◆ WHAT IS EXPECTED ◆
Go through the entries below and copy each line containing the word "JSON".

◆ DATASET ROWS ◆
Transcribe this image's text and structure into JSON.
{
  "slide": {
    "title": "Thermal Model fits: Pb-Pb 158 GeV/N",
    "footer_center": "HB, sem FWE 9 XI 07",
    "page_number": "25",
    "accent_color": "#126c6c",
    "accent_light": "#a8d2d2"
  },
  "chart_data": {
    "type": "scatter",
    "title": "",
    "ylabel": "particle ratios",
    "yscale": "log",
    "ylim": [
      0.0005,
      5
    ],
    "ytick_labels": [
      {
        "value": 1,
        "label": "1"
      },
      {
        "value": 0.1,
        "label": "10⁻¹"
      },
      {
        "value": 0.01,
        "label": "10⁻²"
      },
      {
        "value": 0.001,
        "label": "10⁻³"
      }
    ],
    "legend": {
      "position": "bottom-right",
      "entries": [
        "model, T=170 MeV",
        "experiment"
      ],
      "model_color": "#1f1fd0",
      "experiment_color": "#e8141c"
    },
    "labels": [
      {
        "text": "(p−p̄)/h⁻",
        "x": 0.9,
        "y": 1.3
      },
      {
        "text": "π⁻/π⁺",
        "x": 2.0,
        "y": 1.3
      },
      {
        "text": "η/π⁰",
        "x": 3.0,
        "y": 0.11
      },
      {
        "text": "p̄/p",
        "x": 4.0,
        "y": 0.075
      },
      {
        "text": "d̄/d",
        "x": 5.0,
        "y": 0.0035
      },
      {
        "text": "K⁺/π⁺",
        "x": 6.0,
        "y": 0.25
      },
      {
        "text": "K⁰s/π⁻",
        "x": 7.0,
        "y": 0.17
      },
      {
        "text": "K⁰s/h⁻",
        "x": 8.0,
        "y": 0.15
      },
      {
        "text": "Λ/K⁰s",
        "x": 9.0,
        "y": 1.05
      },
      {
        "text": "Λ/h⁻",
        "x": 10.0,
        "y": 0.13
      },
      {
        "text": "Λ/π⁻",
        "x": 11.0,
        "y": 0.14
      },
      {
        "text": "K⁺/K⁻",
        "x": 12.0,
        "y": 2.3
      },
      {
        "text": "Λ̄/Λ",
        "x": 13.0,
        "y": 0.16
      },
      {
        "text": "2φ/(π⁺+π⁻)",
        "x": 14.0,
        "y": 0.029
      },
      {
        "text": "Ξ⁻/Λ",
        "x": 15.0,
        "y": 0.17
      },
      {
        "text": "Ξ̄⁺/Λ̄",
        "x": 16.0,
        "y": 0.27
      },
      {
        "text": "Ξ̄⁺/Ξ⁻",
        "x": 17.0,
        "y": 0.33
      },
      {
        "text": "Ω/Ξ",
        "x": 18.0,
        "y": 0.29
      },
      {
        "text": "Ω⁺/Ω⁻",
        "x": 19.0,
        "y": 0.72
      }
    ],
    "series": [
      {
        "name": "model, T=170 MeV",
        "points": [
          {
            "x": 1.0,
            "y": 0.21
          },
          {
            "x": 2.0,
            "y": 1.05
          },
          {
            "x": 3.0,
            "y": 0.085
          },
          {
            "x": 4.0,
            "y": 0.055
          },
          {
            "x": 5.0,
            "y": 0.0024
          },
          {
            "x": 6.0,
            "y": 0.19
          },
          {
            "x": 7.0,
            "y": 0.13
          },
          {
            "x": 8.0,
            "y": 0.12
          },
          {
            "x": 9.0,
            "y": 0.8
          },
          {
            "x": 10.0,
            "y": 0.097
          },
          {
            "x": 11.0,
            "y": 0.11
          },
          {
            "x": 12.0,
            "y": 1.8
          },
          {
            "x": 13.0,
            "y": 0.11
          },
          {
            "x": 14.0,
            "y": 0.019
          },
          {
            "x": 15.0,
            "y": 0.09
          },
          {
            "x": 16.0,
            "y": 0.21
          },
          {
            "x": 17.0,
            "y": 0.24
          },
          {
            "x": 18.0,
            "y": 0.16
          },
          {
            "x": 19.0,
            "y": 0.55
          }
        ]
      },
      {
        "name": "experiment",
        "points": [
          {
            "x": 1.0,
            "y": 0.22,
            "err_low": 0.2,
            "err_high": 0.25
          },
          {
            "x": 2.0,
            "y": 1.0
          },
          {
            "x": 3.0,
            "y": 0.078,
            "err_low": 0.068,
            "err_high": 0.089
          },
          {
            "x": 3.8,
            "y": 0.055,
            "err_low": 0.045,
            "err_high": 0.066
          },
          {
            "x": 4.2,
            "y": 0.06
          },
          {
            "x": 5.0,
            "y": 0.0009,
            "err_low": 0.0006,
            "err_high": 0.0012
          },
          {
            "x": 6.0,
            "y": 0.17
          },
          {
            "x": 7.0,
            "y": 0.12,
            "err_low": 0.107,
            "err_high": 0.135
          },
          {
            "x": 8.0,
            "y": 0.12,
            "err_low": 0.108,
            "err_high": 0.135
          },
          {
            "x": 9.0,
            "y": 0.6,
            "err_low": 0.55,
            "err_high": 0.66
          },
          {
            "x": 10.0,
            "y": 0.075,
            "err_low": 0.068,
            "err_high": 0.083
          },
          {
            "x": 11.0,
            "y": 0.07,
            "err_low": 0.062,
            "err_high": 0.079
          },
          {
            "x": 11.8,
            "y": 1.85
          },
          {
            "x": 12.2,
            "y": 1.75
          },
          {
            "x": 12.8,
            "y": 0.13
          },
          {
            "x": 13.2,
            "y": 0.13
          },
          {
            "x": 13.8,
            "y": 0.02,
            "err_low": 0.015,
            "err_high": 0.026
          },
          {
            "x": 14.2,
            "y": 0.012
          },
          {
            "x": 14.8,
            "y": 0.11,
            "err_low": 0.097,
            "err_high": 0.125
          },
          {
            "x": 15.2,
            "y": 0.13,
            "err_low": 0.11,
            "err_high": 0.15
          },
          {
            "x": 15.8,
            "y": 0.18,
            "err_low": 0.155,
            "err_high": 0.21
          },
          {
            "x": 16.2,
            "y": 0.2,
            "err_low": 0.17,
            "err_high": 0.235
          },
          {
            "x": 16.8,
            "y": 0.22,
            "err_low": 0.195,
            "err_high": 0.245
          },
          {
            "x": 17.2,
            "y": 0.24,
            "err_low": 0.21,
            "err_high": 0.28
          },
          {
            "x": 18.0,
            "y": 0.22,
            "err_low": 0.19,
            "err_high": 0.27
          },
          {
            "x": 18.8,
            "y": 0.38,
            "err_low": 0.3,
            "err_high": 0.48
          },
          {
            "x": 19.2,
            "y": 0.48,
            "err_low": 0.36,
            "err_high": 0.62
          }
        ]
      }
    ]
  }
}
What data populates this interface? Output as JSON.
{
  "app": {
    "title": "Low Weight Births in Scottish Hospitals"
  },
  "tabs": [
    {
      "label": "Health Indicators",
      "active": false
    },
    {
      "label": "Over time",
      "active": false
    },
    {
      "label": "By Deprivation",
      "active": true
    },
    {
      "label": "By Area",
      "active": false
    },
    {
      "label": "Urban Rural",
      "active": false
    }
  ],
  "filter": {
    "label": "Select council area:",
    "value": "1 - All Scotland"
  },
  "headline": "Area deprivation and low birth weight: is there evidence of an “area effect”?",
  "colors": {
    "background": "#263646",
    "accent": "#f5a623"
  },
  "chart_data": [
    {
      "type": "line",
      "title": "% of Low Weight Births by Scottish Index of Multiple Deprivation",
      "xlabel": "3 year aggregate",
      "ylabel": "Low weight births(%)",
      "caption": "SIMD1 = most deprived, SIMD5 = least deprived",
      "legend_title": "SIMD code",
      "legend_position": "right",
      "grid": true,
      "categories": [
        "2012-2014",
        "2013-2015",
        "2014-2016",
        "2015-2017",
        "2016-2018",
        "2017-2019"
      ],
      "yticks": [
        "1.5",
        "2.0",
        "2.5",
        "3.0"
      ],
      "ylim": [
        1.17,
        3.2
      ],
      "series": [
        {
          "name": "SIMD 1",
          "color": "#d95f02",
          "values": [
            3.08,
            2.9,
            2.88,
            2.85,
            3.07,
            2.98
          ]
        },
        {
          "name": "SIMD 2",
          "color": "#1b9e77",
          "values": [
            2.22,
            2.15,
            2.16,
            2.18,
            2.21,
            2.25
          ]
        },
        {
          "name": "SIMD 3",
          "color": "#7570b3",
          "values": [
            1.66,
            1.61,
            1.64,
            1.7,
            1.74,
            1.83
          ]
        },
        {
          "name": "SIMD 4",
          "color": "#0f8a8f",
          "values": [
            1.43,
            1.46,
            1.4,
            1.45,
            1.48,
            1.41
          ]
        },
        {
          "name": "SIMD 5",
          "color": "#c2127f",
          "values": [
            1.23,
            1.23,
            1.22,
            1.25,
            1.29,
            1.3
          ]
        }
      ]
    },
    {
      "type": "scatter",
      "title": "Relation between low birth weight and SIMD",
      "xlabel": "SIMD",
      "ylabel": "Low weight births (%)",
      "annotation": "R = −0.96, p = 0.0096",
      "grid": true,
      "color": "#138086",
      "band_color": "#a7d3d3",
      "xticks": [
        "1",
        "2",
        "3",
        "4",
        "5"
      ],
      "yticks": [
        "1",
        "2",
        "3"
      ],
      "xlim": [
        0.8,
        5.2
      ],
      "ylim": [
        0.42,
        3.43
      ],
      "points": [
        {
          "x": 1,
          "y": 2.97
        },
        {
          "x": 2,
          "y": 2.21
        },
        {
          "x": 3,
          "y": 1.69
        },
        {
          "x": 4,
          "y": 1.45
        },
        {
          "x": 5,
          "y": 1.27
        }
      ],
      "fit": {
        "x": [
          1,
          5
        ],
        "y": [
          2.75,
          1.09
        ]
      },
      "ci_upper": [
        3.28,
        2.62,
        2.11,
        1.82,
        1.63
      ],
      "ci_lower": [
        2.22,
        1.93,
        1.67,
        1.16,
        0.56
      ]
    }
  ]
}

◆ FINAL RESULT ◆
Transcribe this image's text and structure into JSON.
What data populates this interface? Output as JSON.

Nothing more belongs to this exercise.